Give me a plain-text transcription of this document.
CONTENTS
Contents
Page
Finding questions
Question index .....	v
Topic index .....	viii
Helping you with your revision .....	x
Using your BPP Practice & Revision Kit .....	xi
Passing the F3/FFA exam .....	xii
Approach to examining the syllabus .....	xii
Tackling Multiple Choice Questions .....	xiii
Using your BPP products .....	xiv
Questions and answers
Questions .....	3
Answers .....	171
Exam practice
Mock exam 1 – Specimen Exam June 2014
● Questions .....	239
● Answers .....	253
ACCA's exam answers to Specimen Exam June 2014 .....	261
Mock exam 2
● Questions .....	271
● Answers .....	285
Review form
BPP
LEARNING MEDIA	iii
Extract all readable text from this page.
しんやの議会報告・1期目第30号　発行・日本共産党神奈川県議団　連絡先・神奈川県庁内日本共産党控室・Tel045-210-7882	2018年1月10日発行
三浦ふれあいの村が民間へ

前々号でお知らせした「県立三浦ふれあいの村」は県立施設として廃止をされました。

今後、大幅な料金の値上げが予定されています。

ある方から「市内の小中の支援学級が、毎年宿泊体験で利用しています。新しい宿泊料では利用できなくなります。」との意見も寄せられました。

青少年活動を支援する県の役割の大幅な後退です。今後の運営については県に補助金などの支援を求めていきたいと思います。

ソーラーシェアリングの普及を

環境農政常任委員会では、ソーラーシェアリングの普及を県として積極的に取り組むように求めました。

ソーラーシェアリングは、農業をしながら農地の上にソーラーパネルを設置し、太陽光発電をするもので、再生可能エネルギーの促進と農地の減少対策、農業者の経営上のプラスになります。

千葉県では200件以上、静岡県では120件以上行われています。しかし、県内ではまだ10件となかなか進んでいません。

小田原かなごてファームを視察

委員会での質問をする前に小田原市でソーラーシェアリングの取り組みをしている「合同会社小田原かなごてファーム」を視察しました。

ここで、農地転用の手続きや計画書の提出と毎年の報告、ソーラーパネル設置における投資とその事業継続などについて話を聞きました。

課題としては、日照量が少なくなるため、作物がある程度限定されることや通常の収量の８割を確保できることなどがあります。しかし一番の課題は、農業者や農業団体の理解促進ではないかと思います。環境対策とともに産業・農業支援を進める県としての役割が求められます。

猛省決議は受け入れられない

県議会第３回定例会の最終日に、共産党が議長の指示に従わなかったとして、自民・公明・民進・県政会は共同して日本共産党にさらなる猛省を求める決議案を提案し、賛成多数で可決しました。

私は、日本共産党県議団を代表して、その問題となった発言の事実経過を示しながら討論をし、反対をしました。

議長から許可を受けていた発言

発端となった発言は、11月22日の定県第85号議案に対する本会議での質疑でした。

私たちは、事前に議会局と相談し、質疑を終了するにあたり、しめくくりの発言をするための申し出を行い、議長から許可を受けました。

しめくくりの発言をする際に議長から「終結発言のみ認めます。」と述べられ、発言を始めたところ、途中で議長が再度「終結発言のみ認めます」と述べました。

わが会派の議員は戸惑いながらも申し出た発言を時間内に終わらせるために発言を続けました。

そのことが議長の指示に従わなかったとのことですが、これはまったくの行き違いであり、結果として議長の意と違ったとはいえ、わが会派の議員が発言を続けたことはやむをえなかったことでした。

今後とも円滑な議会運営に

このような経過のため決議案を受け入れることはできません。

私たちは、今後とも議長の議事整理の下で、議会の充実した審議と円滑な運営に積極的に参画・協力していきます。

++++++++

◆ **Given problem**: Scan the material above. Return every line containing the string "your".

◆ **Exercise result**:
Helping you with your revision .....	x
Using your BPP Practice & Revision Kit .....	xi
Using your BPP products .....	xiv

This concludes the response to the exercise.